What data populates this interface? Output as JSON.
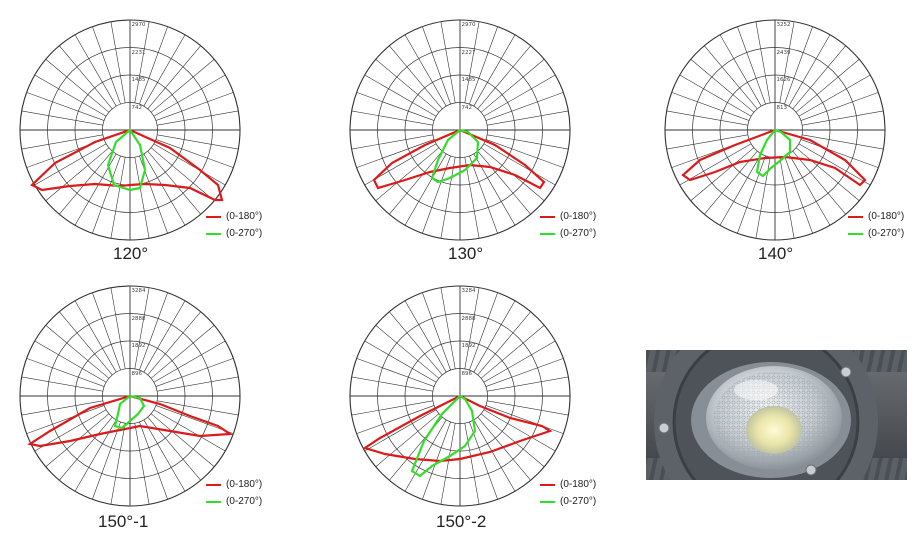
{
  "colors": {
    "c0_180": "#dd1a1a",
    "c0_270": "#33dd2a",
    "grid": "#333333"
  },
  "charts": [
    {
      "caption": "120°",
      "ticks": [
        "2970",
        "2231",
        "1485",
        "742"
      ],
      "legend": [
        {
          "label": "(0-180°)"
        },
        {
          "label": "(0-270°)"
        }
      ]
    },
    {
      "caption": "130°",
      "ticks": [
        "2970",
        "2227",
        "1485",
        "742"
      ],
      "legend": [
        {
          "label": "(0-180°)"
        },
        {
          "label": "(0-270°)"
        }
      ]
    },
    {
      "caption": "140°",
      "ticks": [
        "3252",
        "2439",
        "1626",
        "813"
      ],
      "legend": [
        {
          "label": "(0-180°)"
        },
        {
          "label": "(0-270°)"
        }
      ]
    },
    {
      "caption": "150°-1",
      "ticks": [
        "3284",
        "2888",
        "1892",
        "896"
      ],
      "legend": [
        {
          "label": "(0-180°)"
        },
        {
          "label": "(0-270°)"
        }
      ]
    },
    {
      "caption": "150°-2",
      "ticks": [
        "3284",
        "2888",
        "1892",
        "896"
      ],
      "legend": [
        {
          "label": "(0-180°)"
        },
        {
          "label": "(0-270°)"
        }
      ]
    }
  ]
}
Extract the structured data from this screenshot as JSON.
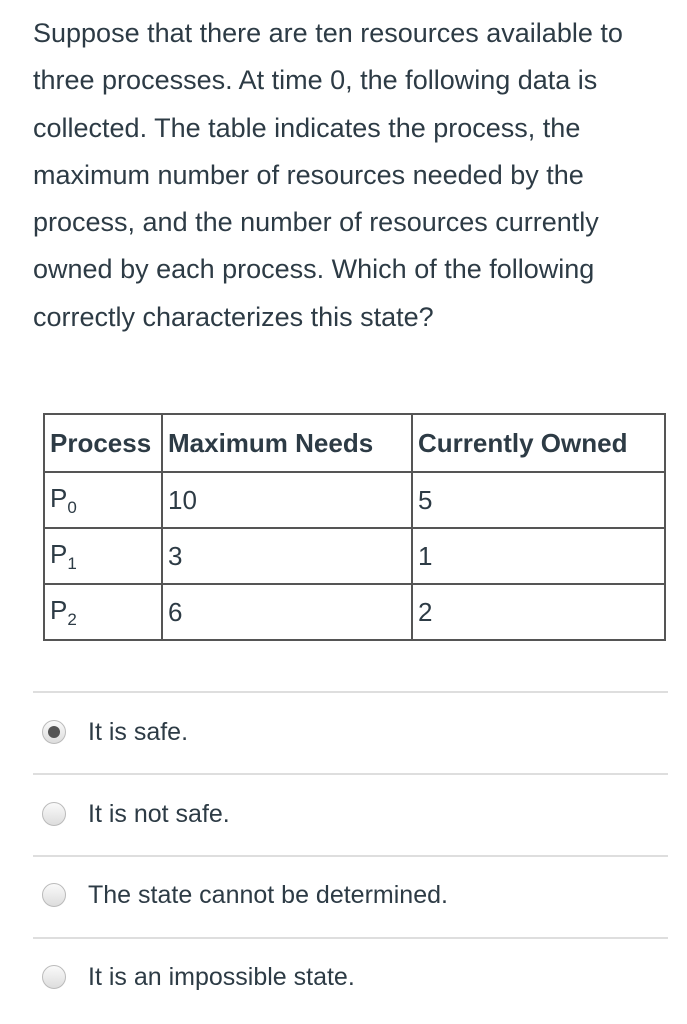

§ §

▸ Problem requirements: Find "JSON". Copy every line it occurs in.

▸ Exercise response:
What data populates this interface? Output as JSON.
Extract the structured data from this screenshot as JSON.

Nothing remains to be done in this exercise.